*Task instructions*.
Report all lines from the entries below in which "обеспечивает" appears.
::::
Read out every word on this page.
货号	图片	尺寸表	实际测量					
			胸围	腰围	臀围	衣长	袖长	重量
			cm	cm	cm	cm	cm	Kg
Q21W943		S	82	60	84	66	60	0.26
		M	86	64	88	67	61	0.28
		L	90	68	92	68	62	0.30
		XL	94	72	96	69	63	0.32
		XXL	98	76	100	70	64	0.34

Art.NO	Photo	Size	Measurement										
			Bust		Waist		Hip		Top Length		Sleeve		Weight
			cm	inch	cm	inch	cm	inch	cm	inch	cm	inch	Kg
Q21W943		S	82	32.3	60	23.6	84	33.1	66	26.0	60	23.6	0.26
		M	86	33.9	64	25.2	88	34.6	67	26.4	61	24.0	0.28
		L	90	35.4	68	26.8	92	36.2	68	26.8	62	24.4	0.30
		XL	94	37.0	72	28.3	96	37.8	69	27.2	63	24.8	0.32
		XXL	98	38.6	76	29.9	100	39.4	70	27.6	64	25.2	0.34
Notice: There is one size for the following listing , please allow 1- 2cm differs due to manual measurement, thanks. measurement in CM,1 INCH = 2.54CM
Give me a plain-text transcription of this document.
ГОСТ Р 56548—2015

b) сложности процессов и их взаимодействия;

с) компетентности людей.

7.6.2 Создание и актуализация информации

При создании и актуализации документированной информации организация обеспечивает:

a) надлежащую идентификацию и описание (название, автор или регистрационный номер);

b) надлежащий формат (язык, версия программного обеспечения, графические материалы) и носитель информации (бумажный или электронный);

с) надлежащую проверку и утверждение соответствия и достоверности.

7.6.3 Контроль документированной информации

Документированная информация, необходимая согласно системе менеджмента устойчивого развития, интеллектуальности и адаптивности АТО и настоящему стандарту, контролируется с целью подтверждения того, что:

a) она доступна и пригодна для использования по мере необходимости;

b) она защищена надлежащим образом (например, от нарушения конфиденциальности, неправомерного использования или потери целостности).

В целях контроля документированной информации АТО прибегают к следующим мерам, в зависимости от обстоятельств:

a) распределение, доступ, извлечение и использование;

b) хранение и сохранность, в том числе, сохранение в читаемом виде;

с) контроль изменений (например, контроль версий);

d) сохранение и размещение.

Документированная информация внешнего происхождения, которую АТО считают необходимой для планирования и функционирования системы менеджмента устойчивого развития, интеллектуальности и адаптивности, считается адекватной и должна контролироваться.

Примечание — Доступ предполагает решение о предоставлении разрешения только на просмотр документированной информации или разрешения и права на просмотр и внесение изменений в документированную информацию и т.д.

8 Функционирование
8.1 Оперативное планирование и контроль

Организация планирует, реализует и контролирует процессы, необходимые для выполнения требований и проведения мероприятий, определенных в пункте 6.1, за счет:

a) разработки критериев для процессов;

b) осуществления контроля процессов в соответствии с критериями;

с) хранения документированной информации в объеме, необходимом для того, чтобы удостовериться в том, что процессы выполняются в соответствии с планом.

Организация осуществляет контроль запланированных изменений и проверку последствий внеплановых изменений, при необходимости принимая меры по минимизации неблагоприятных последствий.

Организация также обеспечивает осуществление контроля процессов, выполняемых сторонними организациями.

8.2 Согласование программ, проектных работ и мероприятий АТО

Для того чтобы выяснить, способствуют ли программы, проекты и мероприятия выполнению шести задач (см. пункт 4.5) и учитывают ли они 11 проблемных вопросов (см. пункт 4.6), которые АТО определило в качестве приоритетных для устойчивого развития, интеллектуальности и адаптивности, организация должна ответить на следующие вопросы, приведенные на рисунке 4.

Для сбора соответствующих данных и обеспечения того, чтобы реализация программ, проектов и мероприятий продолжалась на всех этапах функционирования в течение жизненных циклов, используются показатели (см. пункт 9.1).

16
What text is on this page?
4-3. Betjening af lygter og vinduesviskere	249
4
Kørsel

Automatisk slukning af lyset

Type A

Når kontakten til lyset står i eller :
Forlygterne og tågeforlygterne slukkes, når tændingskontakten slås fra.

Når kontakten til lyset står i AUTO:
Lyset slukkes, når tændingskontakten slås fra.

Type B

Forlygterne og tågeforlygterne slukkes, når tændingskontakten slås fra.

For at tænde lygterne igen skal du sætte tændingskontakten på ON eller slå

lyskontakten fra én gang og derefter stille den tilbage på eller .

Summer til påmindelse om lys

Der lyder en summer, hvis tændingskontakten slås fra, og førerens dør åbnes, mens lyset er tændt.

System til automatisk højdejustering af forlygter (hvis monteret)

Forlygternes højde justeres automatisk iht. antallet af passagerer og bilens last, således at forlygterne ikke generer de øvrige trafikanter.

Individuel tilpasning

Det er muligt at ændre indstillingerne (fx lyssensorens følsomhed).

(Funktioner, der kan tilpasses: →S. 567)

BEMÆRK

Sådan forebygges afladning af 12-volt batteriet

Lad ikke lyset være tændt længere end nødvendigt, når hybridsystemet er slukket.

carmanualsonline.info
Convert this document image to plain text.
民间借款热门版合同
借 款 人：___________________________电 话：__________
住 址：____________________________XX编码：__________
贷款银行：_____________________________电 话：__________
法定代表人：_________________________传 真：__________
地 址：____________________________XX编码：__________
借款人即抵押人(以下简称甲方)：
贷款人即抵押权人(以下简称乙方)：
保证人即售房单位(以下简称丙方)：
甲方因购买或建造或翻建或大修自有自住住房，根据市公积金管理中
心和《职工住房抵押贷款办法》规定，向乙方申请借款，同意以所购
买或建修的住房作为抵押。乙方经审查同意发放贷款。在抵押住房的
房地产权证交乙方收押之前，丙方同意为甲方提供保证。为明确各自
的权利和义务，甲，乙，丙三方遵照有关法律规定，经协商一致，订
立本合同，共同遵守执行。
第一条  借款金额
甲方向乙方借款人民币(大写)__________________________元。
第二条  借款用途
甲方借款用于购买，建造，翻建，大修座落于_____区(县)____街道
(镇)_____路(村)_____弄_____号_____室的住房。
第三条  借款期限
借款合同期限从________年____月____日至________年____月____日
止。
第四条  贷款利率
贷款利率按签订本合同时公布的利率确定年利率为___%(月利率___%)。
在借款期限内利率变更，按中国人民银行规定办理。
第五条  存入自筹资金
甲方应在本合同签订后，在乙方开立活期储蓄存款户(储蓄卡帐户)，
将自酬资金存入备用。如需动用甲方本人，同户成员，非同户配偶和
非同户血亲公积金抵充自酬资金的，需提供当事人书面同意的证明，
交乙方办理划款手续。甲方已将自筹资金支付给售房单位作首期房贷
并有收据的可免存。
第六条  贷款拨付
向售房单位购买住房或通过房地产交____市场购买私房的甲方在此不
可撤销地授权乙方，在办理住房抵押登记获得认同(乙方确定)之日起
::::
*Solution for this task*.
При создании и актуализации документированной информации организация обеспечивает:
Организация также обеспечивает осуществление контроля процессов, выполняемых сторонними организациями.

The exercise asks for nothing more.